• [Goal]
Give the count of lines containing the string "physics", with no other output.

Extracted data entries

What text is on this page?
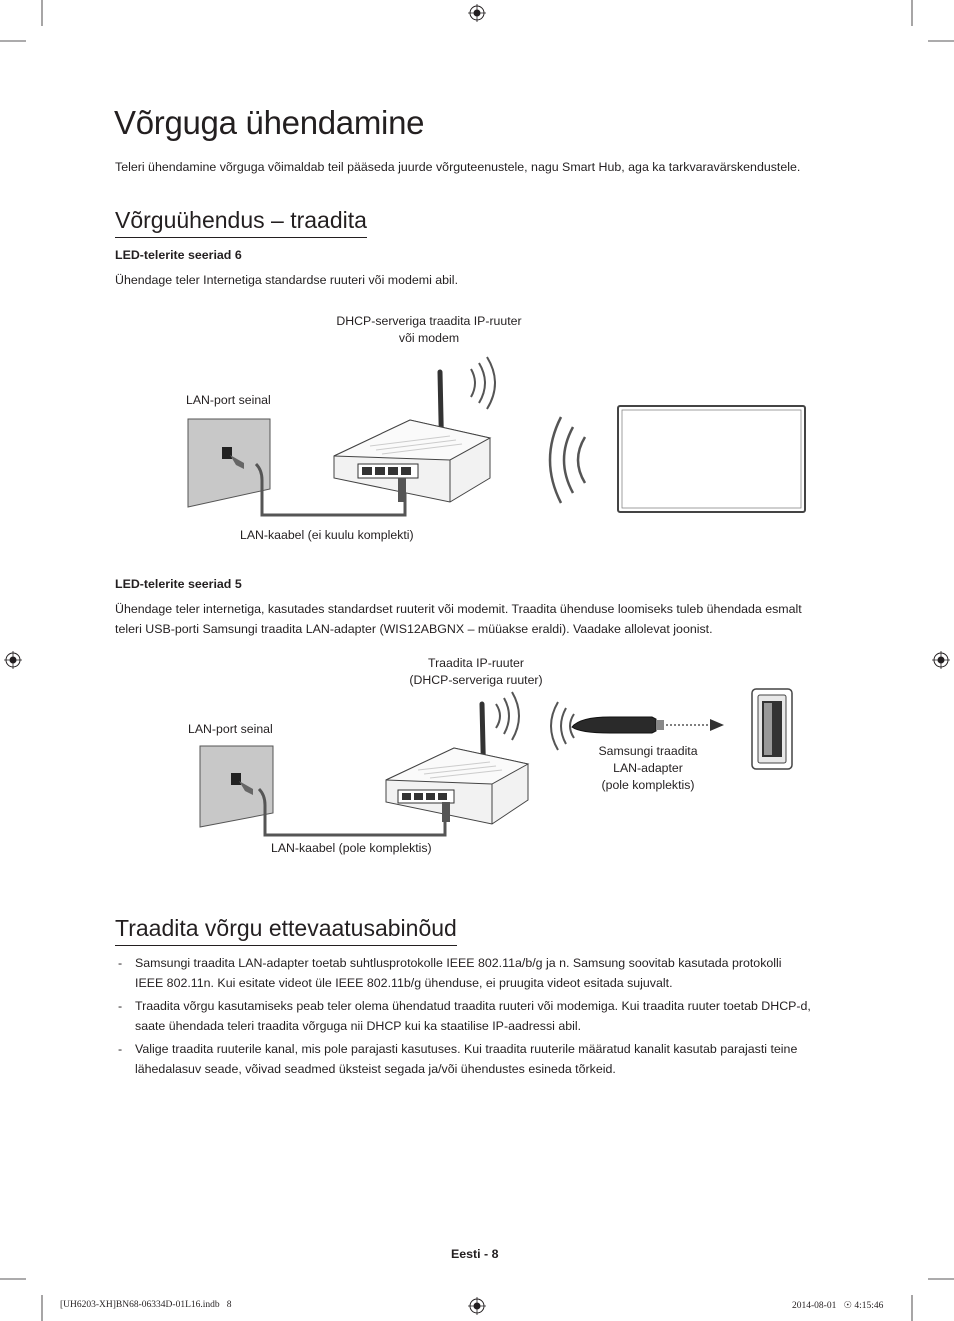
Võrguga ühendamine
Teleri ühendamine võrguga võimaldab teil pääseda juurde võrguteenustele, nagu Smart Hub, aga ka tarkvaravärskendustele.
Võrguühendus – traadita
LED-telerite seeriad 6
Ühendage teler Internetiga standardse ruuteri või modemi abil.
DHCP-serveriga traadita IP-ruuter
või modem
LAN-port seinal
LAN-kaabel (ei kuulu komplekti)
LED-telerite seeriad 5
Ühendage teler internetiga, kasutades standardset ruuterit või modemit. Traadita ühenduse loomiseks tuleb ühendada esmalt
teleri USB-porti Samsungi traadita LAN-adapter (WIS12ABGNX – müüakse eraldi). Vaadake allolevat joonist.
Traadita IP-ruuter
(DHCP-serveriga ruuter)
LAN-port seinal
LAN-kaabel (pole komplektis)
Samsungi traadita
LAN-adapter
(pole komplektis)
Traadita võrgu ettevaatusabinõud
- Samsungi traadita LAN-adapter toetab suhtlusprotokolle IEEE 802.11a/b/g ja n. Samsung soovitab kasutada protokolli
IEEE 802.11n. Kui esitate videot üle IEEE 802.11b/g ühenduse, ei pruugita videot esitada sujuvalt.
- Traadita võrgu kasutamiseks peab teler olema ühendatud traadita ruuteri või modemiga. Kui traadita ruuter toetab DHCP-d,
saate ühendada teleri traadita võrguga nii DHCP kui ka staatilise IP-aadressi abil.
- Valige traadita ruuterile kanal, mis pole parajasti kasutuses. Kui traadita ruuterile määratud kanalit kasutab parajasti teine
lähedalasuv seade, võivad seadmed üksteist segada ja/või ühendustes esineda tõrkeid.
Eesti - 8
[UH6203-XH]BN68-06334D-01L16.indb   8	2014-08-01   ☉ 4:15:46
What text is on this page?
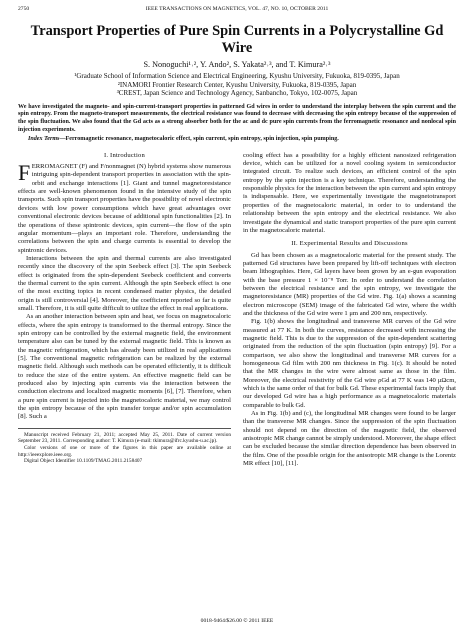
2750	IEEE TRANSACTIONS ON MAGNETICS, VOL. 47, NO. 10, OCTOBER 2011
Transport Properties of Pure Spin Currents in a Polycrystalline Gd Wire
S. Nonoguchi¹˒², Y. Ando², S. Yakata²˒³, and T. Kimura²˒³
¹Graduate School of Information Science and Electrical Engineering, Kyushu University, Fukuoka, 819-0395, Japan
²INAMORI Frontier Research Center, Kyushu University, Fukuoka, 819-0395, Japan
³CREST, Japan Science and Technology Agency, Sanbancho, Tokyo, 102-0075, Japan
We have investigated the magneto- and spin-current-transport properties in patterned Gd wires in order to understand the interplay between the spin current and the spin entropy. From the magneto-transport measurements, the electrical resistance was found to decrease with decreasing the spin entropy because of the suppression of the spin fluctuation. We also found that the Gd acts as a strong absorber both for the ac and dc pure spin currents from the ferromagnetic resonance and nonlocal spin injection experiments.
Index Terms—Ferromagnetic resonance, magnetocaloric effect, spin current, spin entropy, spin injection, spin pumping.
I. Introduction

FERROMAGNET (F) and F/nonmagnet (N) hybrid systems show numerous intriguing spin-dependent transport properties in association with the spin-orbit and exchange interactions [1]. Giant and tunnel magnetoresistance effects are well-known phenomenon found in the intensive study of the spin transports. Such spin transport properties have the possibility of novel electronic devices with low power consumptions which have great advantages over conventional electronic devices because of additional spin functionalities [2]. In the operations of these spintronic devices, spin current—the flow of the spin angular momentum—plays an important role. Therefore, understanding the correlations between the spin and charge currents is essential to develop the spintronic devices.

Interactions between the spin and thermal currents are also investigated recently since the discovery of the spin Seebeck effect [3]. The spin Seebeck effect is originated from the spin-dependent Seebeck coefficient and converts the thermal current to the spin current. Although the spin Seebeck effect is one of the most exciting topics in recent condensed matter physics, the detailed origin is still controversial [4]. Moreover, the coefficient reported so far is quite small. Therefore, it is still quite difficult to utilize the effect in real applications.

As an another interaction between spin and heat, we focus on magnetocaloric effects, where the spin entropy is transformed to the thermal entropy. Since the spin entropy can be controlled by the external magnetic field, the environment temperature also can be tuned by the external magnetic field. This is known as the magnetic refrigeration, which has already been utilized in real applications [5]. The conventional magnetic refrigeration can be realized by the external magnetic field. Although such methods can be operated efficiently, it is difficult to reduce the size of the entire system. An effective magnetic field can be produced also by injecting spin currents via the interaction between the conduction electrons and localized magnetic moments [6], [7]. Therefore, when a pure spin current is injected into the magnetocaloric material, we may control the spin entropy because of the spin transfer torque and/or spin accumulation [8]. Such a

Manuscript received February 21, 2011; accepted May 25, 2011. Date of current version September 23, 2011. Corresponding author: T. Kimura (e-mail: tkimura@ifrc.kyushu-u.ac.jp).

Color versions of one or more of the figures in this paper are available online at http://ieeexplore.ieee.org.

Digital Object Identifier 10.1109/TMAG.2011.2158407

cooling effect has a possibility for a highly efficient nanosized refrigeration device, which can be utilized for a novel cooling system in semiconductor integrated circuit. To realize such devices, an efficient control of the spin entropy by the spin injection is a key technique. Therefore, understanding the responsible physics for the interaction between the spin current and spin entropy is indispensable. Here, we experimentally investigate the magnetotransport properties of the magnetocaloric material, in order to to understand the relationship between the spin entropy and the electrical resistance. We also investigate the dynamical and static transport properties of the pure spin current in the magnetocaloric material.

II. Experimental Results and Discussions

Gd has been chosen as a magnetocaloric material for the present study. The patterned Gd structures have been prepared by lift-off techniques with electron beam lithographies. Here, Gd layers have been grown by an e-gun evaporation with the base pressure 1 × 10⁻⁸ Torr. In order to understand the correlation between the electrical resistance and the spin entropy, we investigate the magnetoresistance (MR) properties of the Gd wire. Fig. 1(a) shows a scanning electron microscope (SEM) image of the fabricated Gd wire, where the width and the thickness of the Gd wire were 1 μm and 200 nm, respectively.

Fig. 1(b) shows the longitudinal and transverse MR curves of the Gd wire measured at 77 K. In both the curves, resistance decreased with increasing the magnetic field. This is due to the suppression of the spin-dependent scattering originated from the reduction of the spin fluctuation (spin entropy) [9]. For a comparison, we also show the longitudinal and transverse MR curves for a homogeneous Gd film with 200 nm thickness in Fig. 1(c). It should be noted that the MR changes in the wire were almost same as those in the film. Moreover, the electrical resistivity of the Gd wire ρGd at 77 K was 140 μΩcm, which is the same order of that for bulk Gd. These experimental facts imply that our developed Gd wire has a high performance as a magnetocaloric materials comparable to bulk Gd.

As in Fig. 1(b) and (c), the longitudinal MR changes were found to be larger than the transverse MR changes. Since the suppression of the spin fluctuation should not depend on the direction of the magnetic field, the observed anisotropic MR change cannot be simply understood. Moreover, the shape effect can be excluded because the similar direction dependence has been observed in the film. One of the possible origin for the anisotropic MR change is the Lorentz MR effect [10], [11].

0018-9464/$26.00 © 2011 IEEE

• [Task solution]
2